— START —

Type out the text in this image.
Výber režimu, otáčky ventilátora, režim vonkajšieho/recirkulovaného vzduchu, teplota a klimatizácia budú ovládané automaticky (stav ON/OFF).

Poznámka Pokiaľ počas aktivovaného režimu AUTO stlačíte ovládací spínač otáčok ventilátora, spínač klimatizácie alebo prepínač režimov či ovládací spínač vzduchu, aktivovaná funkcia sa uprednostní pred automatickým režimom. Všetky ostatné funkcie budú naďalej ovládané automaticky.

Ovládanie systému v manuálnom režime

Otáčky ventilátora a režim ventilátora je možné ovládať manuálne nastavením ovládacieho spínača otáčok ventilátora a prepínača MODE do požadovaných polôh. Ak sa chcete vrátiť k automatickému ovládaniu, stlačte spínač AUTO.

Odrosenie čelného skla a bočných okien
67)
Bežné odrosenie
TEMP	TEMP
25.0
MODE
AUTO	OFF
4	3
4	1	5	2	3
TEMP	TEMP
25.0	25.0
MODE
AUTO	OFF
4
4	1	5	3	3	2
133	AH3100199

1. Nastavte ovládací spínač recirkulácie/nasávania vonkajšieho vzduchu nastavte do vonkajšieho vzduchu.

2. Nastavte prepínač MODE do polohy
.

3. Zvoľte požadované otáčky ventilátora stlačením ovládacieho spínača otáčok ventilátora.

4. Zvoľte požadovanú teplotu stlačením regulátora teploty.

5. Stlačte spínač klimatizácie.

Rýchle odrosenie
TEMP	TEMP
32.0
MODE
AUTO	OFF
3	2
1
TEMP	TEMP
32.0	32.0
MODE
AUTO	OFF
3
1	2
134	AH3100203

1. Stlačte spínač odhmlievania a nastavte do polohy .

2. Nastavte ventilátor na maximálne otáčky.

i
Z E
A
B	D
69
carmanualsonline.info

— END —

** Task details **
Write out the whole listing again. Match it word for word.

** Solution below **
Type out the text in this image.
Výber režimu, otáčky ventilátora, režim vonkajšieho/recirkulovaného vzduchu, teplota a klimatizácia budú ovládané automaticky (stav ON/OFF).

Poznámka Pokiaľ počas aktivovaného režimu AUTO stlačíte ovládací spínač otáčok ventilátora, spínač klimatizácie alebo prepínač režimov či ovládací spínač vzduchu, aktivovaná funkcia sa uprednostní pred automatickým režimom. Všetky ostatné funkcie budú naďalej ovládané automaticky.

Ovládanie systému v manuálnom režime

Otáčky ventilátora a režim ventilátora je možné ovládať manuálne nastavením ovládacieho spínača otáčok ventilátora a prepínača MODE do požadovaných polôh. Ak sa chcete vrátiť k automatickému ovládaniu, stlačte spínač AUTO.

Odrosenie čelného skla a bočných okien
67)
Bežné odrosenie
TEMP	TEMP
25.0
MODE
AUTO	OFF
4	3
4	1	5	2	3
TEMP	TEMP
25.0	25.0
MODE
AUTO	OFF
4
4	1	5	3	3	2
133	AH3100199

1. Nastavte ovládací spínač recirkulácie/nasávania vonkajšieho vzduchu nastavte do vonkajšieho vzduchu.

2. Nastavte prepínač MODE do polohy
.

3. Zvoľte požadované otáčky ventilátora stlačením ovládacieho spínača otáčok ventilátora.

4. Zvoľte požadovanú teplotu stlačením regulátora teploty.

5. Stlačte spínač klimatizácie.

Rýchle odrosenie
TEMP	TEMP
32.0
MODE
AUTO	OFF
3	2
1
TEMP	TEMP
32.0	32.0
MODE
AUTO	OFF
3
1	2
134	AH3100203

1. Stlačte spínač odhmlievania a nastavte do polohy .

2. Nastavte ventilátor na maximálne otáčky.

i
Z E
A
B	D
69
carmanualsonline.info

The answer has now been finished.